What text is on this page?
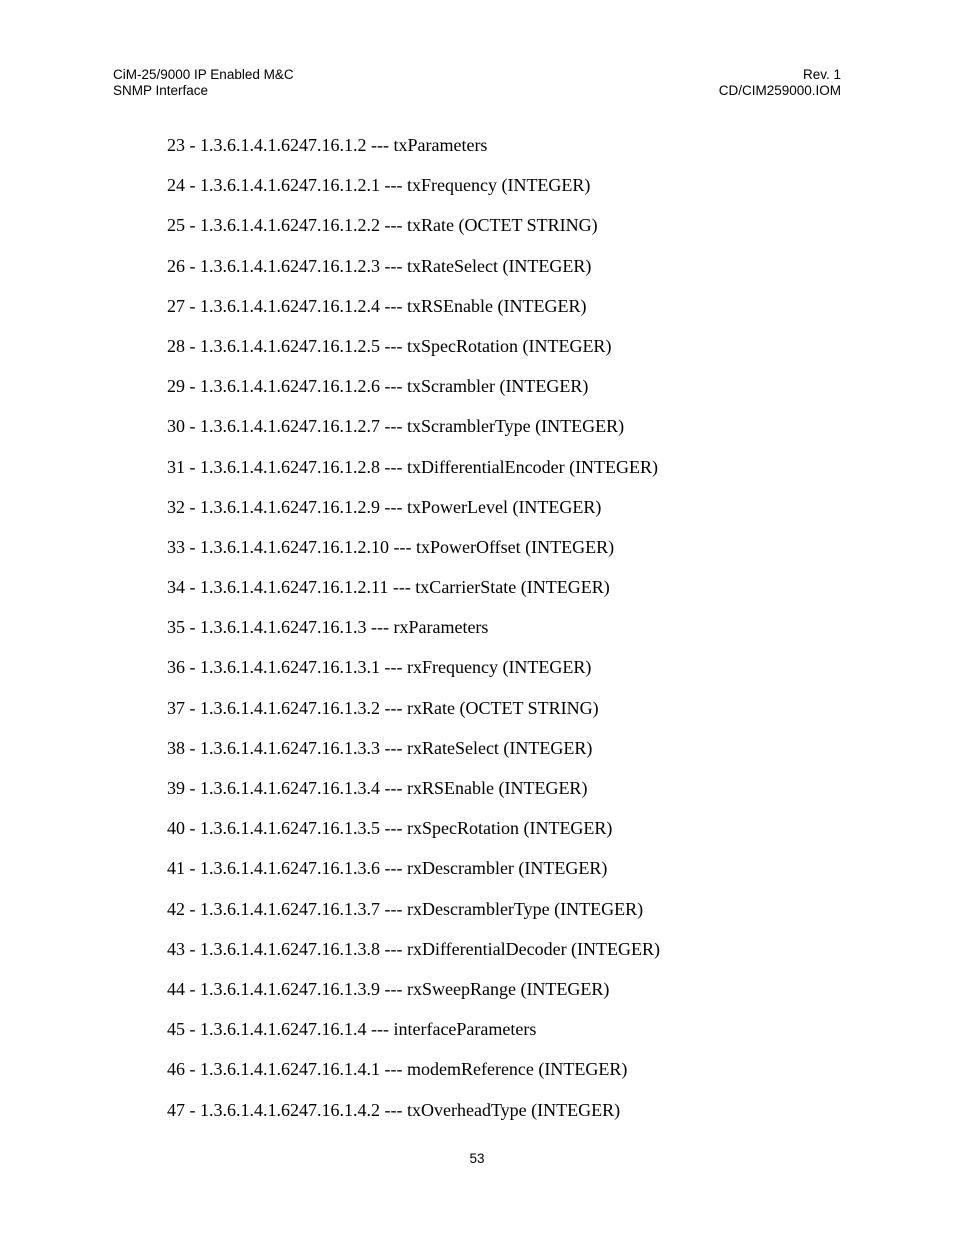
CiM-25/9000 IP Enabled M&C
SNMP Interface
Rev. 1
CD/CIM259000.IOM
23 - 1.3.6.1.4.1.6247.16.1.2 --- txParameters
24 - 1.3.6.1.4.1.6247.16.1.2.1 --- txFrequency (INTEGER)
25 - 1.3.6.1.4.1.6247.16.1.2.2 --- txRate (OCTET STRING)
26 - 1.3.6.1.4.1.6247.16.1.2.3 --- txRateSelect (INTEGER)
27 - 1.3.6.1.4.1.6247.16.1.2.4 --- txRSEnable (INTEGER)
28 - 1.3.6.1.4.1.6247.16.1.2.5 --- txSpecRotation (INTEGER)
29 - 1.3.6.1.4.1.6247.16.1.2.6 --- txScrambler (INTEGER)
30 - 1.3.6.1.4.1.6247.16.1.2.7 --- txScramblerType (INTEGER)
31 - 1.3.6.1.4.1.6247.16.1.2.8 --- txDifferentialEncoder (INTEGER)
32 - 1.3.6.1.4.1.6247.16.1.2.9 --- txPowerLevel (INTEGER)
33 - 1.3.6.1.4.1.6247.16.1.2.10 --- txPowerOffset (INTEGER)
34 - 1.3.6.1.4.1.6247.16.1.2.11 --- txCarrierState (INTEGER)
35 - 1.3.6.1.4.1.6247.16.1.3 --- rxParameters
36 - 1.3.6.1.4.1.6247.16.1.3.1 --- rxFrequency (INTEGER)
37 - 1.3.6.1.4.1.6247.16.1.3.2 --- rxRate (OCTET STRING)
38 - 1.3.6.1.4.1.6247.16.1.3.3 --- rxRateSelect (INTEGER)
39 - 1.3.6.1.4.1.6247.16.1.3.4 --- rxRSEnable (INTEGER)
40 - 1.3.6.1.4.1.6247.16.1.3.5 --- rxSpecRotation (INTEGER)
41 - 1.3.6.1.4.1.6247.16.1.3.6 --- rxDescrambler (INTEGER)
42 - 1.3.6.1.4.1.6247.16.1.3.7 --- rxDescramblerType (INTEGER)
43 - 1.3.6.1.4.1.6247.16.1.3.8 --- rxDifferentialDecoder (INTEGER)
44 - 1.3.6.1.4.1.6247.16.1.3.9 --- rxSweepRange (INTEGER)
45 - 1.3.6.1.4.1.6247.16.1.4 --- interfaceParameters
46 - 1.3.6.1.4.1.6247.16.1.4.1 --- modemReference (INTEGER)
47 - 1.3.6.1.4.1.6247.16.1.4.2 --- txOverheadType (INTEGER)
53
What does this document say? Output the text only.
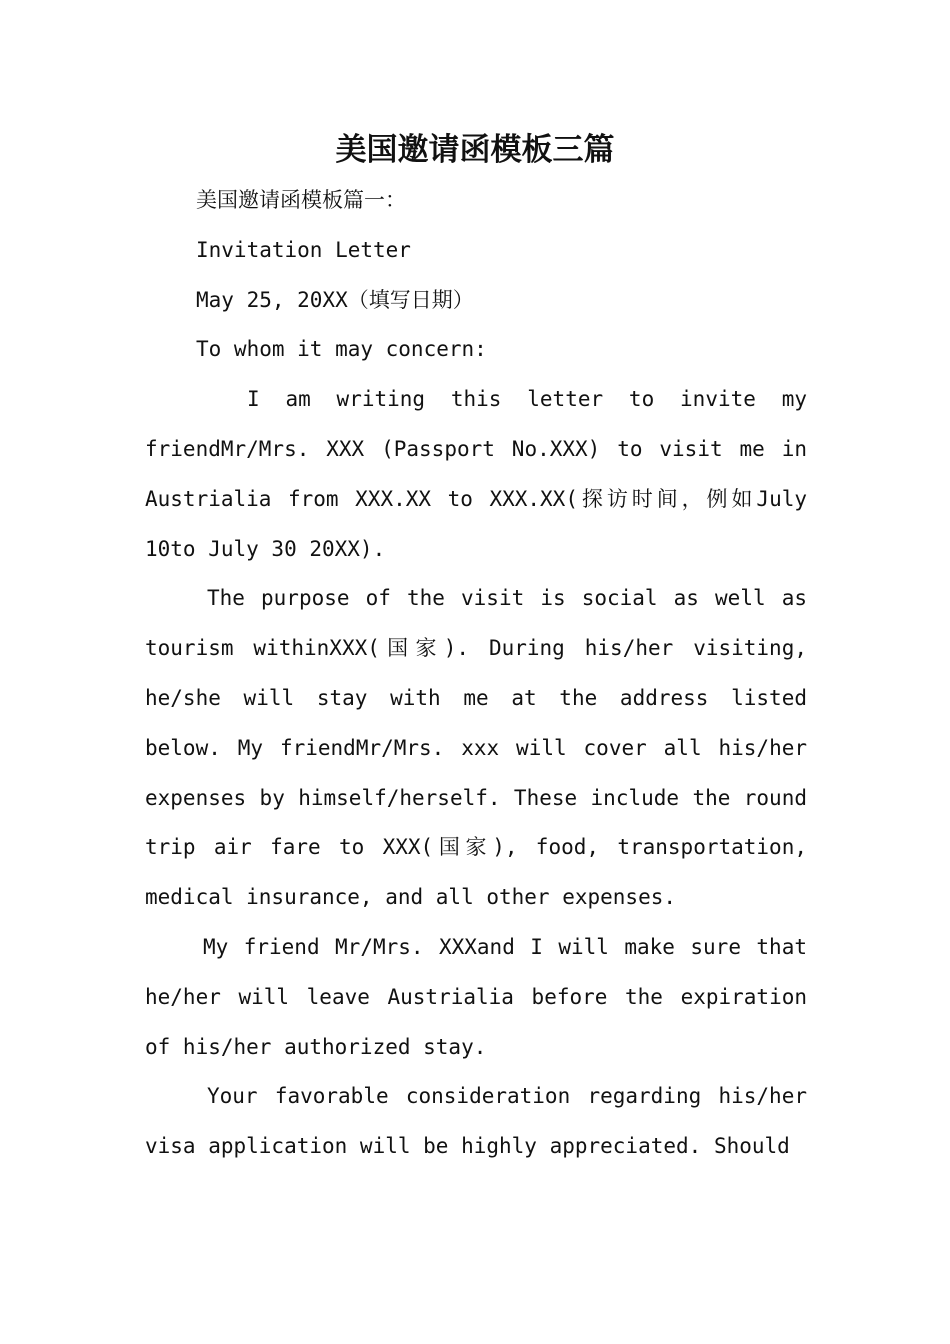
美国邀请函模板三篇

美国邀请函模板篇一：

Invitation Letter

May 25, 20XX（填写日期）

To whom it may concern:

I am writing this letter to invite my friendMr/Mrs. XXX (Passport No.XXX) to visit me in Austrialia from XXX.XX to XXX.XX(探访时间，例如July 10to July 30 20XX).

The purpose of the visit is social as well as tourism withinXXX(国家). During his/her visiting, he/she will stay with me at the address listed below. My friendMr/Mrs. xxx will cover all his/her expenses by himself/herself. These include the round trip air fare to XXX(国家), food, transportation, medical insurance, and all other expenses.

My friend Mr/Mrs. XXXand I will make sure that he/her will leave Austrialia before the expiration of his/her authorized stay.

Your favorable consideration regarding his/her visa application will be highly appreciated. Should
:::::
Beginning with the line that holds "What does this", extract every line to the end of the material, exactly as it stands, and drop the pictures.

What does this document say? Output the text only.
美国邀请函模板三篇

美国邀请函模板篇一：

Invitation Letter

May 25, 20XX（填写日期）

To whom it may concern:

I am writing this letter to invite my friendMr/Mrs. XXX (Passport No.XXX) to visit me in Austrialia from XXX.XX to XXX.XX(探访时间，例如July 10to July 30 20XX).

The purpose of the visit is social as well as tourism withinXXX(国家). During his/her visiting, he/she will stay with me at the address listed below. My friendMr/Mrs. xxx will cover all his/her expenses by himself/herself. These include the round trip air fare to XXX(国家), food, transportation, medical insurance, and all other expenses.

My friend Mr/Mrs. XXXand I will make sure that he/her will leave Austrialia before the expiration of his/her authorized stay.

Your favorable consideration regarding his/her visa application will be highly appreciated. Should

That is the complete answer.